Records for the exercise.
-.-.-
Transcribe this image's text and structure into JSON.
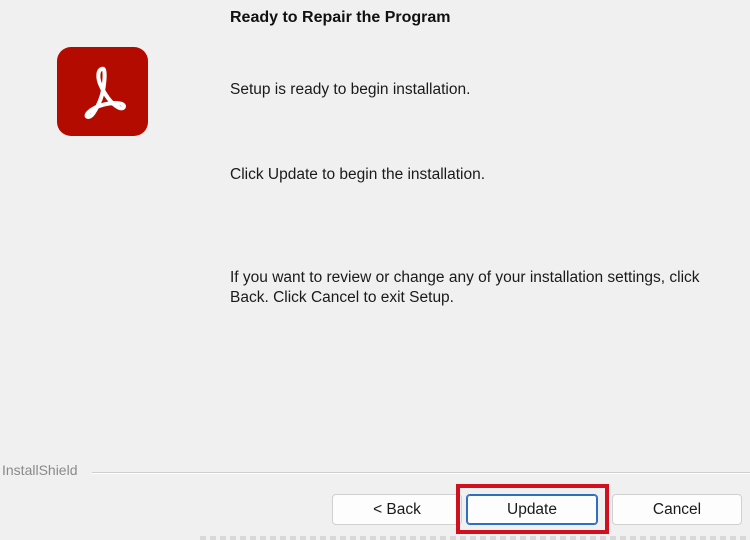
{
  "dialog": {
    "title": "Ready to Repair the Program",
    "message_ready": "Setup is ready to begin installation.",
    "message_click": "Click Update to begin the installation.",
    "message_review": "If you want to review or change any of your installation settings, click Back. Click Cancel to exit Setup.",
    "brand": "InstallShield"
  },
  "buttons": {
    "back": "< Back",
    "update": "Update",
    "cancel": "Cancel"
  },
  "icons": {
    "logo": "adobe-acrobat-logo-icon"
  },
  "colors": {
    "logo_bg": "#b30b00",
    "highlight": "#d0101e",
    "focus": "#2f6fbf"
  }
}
-.-.-
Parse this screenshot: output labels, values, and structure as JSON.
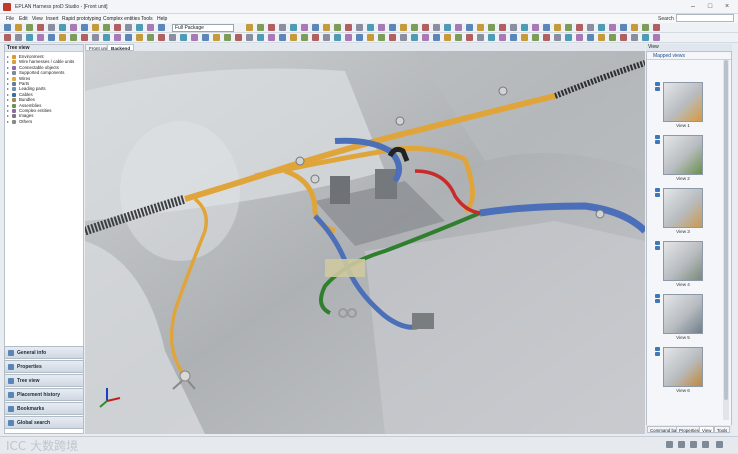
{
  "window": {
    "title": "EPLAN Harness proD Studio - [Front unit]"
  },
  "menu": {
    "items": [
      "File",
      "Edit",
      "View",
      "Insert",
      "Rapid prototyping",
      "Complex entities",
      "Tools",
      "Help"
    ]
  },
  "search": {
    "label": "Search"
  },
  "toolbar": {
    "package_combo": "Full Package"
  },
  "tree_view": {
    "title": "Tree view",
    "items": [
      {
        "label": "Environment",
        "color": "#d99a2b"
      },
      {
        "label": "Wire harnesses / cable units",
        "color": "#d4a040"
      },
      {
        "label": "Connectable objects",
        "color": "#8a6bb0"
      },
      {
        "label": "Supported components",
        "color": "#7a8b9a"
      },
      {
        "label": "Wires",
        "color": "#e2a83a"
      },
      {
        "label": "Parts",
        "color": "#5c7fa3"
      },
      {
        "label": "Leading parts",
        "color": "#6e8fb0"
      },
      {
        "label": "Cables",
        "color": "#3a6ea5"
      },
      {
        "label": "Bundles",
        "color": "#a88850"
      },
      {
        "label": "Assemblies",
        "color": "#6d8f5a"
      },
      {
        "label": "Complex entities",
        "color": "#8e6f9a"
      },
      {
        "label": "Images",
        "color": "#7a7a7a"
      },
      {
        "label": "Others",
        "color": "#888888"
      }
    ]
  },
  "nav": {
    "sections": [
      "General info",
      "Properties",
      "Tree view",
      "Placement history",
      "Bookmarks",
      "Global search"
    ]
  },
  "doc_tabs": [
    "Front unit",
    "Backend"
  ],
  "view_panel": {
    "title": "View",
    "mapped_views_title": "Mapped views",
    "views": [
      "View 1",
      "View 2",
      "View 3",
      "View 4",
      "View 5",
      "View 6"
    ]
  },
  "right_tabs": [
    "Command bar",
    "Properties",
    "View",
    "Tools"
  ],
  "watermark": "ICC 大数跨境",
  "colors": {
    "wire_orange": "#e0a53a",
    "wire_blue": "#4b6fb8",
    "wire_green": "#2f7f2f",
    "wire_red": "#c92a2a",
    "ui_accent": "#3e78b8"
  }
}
-.-.-
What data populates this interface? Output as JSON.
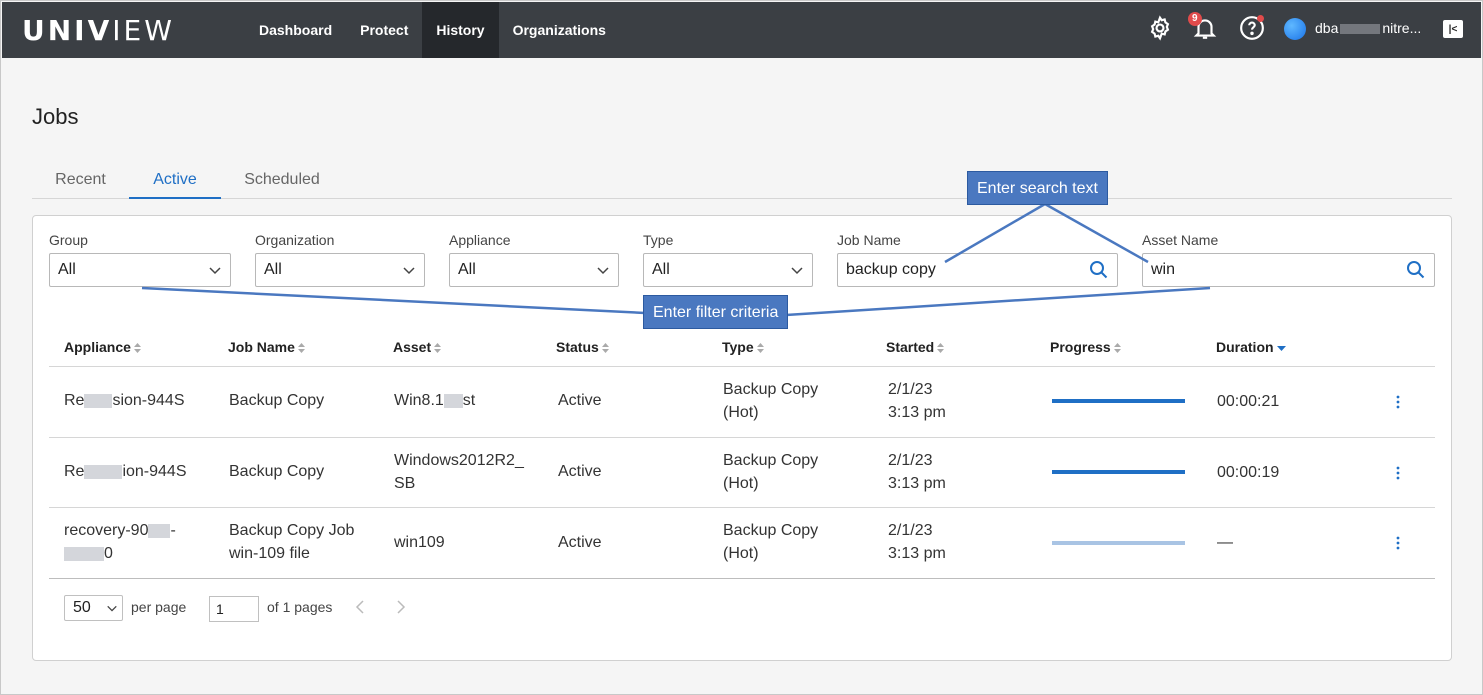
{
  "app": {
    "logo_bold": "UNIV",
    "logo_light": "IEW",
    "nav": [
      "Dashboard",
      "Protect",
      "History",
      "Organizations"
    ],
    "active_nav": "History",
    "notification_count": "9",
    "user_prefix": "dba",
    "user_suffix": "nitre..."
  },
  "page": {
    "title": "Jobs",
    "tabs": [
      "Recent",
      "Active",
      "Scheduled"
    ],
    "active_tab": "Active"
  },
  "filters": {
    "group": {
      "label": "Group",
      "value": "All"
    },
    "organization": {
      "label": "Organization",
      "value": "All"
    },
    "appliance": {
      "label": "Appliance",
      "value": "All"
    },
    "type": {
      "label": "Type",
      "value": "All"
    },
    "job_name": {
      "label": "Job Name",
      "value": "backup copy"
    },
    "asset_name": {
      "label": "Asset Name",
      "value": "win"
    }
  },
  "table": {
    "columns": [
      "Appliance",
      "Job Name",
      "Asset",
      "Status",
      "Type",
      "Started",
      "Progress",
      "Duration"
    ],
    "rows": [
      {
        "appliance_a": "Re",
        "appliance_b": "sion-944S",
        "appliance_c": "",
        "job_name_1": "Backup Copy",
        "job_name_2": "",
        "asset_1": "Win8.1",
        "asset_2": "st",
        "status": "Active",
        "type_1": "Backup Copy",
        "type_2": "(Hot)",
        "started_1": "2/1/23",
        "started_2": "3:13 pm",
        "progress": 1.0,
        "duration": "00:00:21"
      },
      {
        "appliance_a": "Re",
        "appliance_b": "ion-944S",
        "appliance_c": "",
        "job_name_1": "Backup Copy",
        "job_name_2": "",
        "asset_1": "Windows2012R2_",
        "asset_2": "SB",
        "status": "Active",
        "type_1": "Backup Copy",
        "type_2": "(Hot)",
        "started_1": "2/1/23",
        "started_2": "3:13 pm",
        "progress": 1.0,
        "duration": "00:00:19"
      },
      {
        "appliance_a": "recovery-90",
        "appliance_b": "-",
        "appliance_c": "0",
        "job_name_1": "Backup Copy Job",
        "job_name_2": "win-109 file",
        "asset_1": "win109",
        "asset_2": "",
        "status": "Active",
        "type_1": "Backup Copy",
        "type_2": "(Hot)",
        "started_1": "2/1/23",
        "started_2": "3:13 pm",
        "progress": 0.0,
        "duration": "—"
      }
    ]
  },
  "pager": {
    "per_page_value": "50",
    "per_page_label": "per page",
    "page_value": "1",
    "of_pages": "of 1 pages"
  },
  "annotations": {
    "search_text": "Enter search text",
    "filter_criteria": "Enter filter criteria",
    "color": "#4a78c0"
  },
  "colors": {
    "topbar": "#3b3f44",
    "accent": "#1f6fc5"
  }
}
-.-.-
What is being asked. Extract all lines of the records above that include "Update".

Written response.
    "message_click": "Click Update to begin the installation.",
    "update": "Update",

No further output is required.